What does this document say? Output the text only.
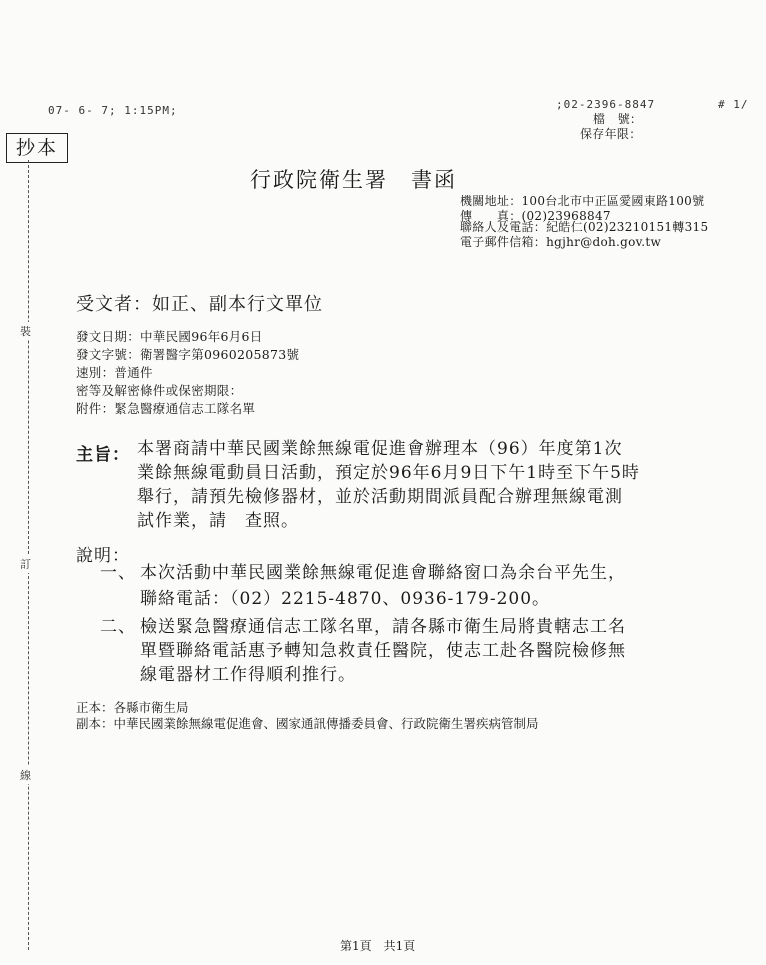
07- 6- 7; 1:15PM;	;02-2396-8847	# 1/
檔　號：
保存年限：
抄本
裝
訂
線
行政院衛生署　書函
機關地址：100台北市中正區愛國東路100號
傳　　真：(02)23968847
聯絡人及電話：紀皓仁(02)23210151轉315
電子郵件信箱：hgjhr@doh.gov.tw
受文者：如正、副本行文單位
發文日期：中華民國96年6月6日
發文字號：衛署醫字第0960205873號
速別：普通件
密等及解密條件或保密期限：
附件：緊急醫療通信志工隊名單
主旨： 本署商請中華民國業餘無線電促進會辦理本（96）年度第1次
業餘無線電動員日活動，預定於96年6月9日下午1時至下午5時
舉行，請預先檢修器材，並於活動期間派員配合辦理無線電測
試作業，請　查照。
說明：
一、 本次活動中華民國業餘無線電促進會聯絡窗口為余台平先生，
聯絡電話：（02）2215-4870、0936-179-200。
二、 檢送緊急醫療通信志工隊名單，請各縣市衛生局將貴轄志工名
單暨聯絡電話惠予轉知急救責任醫院，使志工赴各醫院檢修無
線電器材工作得順利推行。
正本：各縣市衛生局
副本：中華民國業餘無線電促進會、國家通訊傳播委員會、行政院衛生署疾病管制局
第1頁　共1頁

| AIM |
Repeat the records above exactly, omitting every picture.

| ANSWER TO THIS EXERCISE |
What does this document say? Output the text only.
07- 6- 7; 1:15PM;	;02-2396-8847	# 1/
檔　號：
保存年限：
抄本
裝
訂
線
行政院衛生署　書函
機關地址：100台北市中正區愛國東路100號
傳　　真：(02)23968847
聯絡人及電話：紀皓仁(02)23210151轉315
電子郵件信箱：hgjhr@doh.gov.tw
受文者：如正、副本行文單位
發文日期：中華民國96年6月6日
發文字號：衛署醫字第0960205873號
速別：普通件
密等及解密條件或保密期限：
附件：緊急醫療通信志工隊名單
主旨： 本署商請中華民國業餘無線電促進會辦理本（96）年度第1次
業餘無線電動員日活動，預定於96年6月9日下午1時至下午5時
舉行，請預先檢修器材，並於活動期間派員配合辦理無線電測
試作業，請　查照。
說明：
一、 本次活動中華民國業餘無線電促進會聯絡窗口為余台平先生，
聯絡電話：（02）2215-4870、0936-179-200。
二、 檢送緊急醫療通信志工隊名單，請各縣市衛生局將貴轄志工名
單暨聯絡電話惠予轉知急救責任醫院，使志工赴各醫院檢修無
線電器材工作得順利推行。
正本：各縣市衛生局
副本：中華民國業餘無線電促進會、國家通訊傳播委員會、行政院衛生署疾病管制局
第1頁　共1頁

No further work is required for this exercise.